*GIVEN PROBLEM*. Filter the data below for the string "Solo" and copy each matching line.

*GIVEN DATA*.
▶
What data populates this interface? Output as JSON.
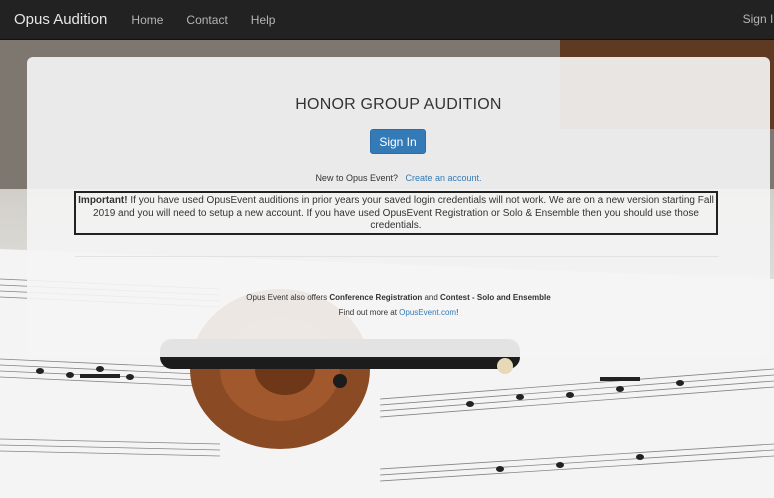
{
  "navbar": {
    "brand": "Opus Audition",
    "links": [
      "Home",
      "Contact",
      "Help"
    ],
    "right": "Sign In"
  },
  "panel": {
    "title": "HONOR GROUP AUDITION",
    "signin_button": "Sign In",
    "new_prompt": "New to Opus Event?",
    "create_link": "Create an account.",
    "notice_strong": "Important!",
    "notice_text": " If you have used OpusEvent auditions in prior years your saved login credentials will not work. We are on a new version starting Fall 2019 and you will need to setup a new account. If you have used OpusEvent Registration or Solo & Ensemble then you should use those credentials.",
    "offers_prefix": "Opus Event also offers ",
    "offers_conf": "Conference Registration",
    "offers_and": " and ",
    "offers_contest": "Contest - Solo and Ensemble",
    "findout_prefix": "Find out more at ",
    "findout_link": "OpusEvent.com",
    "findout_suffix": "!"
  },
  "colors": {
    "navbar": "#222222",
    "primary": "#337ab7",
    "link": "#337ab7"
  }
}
◀
*RESPONSE*.
    "notice_text": " If you have used OpusEvent auditions in prior years your saved login credentials will not work. We are on a new version starting Fall 2019 and you will need to setup a new account. If you have used OpusEvent Registration or Solo & Ensemble then you should use those credentials.",
    "offers_contest": "Contest - Solo and Ensemble",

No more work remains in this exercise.